[Raw records]
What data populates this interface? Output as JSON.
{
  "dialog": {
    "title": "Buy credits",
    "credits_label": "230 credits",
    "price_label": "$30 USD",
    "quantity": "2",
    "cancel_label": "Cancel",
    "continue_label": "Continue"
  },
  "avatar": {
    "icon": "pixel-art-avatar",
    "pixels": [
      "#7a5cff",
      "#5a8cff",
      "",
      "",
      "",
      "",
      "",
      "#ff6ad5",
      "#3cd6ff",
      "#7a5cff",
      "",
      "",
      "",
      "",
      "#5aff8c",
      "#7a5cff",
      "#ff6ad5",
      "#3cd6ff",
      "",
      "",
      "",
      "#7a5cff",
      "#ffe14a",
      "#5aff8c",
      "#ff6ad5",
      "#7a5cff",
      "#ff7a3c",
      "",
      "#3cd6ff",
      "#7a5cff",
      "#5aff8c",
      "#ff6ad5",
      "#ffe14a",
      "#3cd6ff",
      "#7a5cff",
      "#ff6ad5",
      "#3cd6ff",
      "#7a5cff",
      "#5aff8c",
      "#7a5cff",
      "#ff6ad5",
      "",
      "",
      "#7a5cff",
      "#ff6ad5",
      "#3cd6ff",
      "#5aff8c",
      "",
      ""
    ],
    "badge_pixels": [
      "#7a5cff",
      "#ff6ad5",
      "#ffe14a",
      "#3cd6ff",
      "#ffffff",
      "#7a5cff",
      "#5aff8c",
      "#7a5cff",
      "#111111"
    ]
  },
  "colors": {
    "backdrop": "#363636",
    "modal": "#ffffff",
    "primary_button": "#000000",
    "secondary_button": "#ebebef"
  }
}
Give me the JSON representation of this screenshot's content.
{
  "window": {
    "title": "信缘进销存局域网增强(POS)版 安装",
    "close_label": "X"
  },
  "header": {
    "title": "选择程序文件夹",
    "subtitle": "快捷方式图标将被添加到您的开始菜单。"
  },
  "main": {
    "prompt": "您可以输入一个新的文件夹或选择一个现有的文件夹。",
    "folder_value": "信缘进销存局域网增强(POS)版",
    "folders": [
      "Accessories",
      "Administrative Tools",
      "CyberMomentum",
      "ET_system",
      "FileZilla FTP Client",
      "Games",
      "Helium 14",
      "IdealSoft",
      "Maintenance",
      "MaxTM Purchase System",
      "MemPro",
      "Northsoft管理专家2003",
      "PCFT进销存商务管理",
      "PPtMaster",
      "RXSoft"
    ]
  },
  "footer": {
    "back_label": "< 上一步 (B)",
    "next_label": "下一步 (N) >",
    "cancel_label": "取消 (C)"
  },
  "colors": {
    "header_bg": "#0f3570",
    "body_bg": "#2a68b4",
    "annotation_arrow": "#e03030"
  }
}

_Goal_
Set down the listing above in full, please, exactly as it appears.

_The answer_
What data populates this interface? Output as JSON.
{
  "dialog": {
    "title": "Buy credits",
    "credits_label": "230 credits",
    "price_label": "$30 USD",
    "quantity": "2",
    "cancel_label": "Cancel",
    "continue_label": "Continue"
  },
  "avatar": {
    "icon": "pixel-art-avatar",
    "pixels": [
      "#7a5cff",
      "#5a8cff",
      "",
      "",
      "",
      "",
      "",
      "#ff6ad5",
      "#3cd6ff",
      "#7a5cff",
      "",
      "",
      "",
      "",
      "#5aff8c",
      "#7a5cff",
      "#ff6ad5",
      "#3cd6ff",
      "",
      "",
      "",
      "#7a5cff",
      "#ffe14a",
      "#5aff8c",
      "#ff6ad5",
      "#7a5cff",
      "#ff7a3c",
      "",
      "#3cd6ff",
      "#7a5cff",
      "#5aff8c",
      "#ff6ad5",
      "#ffe14a",
      "#3cd6ff",
      "#7a5cff",
      "#ff6ad5",
      "#3cd6ff",
      "#7a5cff",
      "#5aff8c",
      "#7a5cff",
      "#ff6ad5",
      "",
      "",
      "#7a5cff",
      "#ff6ad5",
      "#3cd6ff",
      "#5aff8c",
      "",
      ""
    ],
    "badge_pixels": [
      "#7a5cff",
      "#ff6ad5",
      "#ffe14a",
      "#3cd6ff",
      "#ffffff",
      "#7a5cff",
      "#5aff8c",
      "#7a5cff",
      "#111111"
    ]
  },
  "colors": {
    "backdrop": "#363636",
    "modal": "#ffffff",
    "primary_button": "#000000",
    "secondary_button": "#ebebef"
  }
}
Give me the JSON representation of this screenshot's content.
{
  "window": {
    "title": "信缘进销存局域网增强(POS)版 安装",
    "close_label": "X"
  },
  "header": {
    "title": "选择程序文件夹",
    "subtitle": "快捷方式图标将被添加到您的开始菜单。"
  },
  "main": {
    "prompt": "您可以输入一个新的文件夹或选择一个现有的文件夹。",
    "folder_value": "信缘进销存局域网增强(POS)版",
    "folders": [
      "Accessories",
      "Administrative Tools",
      "CyberMomentum",
      "ET_system",
      "FileZilla FTP Client",
      "Games",
      "Helium 14",
      "IdealSoft",
      "Maintenance",
      "MaxTM Purchase System",
      "MemPro",
      "Northsoft管理专家2003",
      "PCFT进销存商务管理",
      "PPtMaster",
      "RXSoft"
    ]
  },
  "footer": {
    "back_label": "< 上一步 (B)",
    "next_label": "下一步 (N) >",
    "cancel_label": "取消 (C)"
  },
  "colors": {
    "header_bg": "#0f3570",
    "body_bg": "#2a68b4",
    "annotation_arrow": "#e03030"
  }
}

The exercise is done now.